Exercise objective
Every record below should be printed exactly as it appears.

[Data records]
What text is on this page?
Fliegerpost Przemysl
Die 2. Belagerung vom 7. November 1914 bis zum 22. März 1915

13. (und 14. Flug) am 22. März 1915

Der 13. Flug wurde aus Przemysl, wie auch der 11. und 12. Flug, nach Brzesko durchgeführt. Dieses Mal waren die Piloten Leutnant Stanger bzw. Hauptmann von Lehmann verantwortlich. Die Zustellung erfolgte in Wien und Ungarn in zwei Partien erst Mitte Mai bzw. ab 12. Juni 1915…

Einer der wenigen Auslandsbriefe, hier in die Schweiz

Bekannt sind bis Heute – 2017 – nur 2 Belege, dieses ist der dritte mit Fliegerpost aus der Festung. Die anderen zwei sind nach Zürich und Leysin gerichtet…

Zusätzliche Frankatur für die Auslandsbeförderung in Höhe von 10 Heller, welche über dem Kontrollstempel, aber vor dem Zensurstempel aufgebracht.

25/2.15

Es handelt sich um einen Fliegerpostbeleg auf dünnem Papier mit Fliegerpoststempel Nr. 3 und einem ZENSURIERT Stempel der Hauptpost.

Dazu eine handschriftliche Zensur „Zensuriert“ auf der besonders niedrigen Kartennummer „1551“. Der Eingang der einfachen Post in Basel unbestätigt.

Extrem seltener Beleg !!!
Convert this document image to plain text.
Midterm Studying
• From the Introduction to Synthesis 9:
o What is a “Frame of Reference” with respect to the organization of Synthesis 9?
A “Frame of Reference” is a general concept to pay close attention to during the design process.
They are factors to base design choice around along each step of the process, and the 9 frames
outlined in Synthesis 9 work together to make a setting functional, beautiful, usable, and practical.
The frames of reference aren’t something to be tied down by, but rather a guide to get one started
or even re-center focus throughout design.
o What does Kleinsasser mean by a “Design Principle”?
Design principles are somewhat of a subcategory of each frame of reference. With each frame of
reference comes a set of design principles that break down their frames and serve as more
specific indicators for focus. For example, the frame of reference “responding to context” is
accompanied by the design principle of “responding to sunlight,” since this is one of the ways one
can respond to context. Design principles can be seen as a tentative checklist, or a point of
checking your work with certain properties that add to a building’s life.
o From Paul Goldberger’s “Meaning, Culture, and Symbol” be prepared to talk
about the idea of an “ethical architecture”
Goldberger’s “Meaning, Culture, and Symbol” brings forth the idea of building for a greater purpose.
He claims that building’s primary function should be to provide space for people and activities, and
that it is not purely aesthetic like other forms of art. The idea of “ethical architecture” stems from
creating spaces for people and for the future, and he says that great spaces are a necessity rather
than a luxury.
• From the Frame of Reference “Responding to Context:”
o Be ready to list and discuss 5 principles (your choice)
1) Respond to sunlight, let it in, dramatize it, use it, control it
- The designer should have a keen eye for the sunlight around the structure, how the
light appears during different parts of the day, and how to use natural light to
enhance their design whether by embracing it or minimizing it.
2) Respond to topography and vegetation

Full response
What text is on this page?
Fliegerpost Przemysl
Die 2. Belagerung vom 7. November 1914 bis zum 22. März 1915

13. (und 14. Flug) am 22. März 1915

Der 13. Flug wurde aus Przemysl, wie auch der 11. und 12. Flug, nach Brzesko durchgeführt. Dieses Mal waren die Piloten Leutnant Stanger bzw. Hauptmann von Lehmann verantwortlich. Die Zustellung erfolgte in Wien und Ungarn in zwei Partien erst Mitte Mai bzw. ab 12. Juni 1915…

Einer der wenigen Auslandsbriefe, hier in die Schweiz

Bekannt sind bis Heute – 2017 – nur 2 Belege, dieses ist der dritte mit Fliegerpost aus der Festung. Die anderen zwei sind nach Zürich und Leysin gerichtet…

Zusätzliche Frankatur für die Auslandsbeförderung in Höhe von 10 Heller, welche über dem Kontrollstempel, aber vor dem Zensurstempel aufgebracht.

25/2.15

Es handelt sich um einen Fliegerpostbeleg auf dünnem Papier mit Fliegerpoststempel Nr. 3 und einem ZENSURIERT Stempel der Hauptpost.

Dazu eine handschriftliche Zensur „Zensuriert“ auf der besonders niedrigen Kartennummer „1551“. Der Eingang der einfachen Post in Basel unbestätigt.

Extrem seltener Beleg !!!
Convert this document image to plain text.
Midterm Studying
• From the Introduction to Synthesis 9:
o What is a “Frame of Reference” with respect to the organization of Synthesis 9?
A “Frame of Reference” is a general concept to pay close attention to during the design process.
They are factors to base design choice around along each step of the process, and the 9 frames
outlined in Synthesis 9 work together to make a setting functional, beautiful, usable, and practical.
The frames of reference aren’t something to be tied down by, but rather a guide to get one started
or even re-center focus throughout design.
o What does Kleinsasser mean by a “Design Principle”?
Design principles are somewhat of a subcategory of each frame of reference. With each frame of
reference comes a set of design principles that break down their frames and serve as more
specific indicators for focus. For example, the frame of reference “responding to context” is
accompanied by the design principle of “responding to sunlight,” since this is one of the ways one
can respond to context. Design principles can be seen as a tentative checklist, or a point of
checking your work with certain properties that add to a building’s life.
o From Paul Goldberger’s “Meaning, Culture, and Symbol” be prepared to talk
about the idea of an “ethical architecture”
Goldberger’s “Meaning, Culture, and Symbol” brings forth the idea of building for a greater purpose.
He claims that building’s primary function should be to provide space for people and activities, and
that it is not purely aesthetic like other forms of art. The idea of “ethical architecture” stems from
creating spaces for people and for the future, and he says that great spaces are a necessity rather
than a luxury.
• From the Frame of Reference “Responding to Context:”
o Be ready to list and discuss 5 principles (your choice)
1) Respond to sunlight, let it in, dramatize it, use it, control it
- The designer should have a keen eye for the sunlight around the structure, how the
light appears during different parts of the day, and how to use natural light to
enhance their design whether by embracing it or minimizing it.
2) Respond to topography and vegetation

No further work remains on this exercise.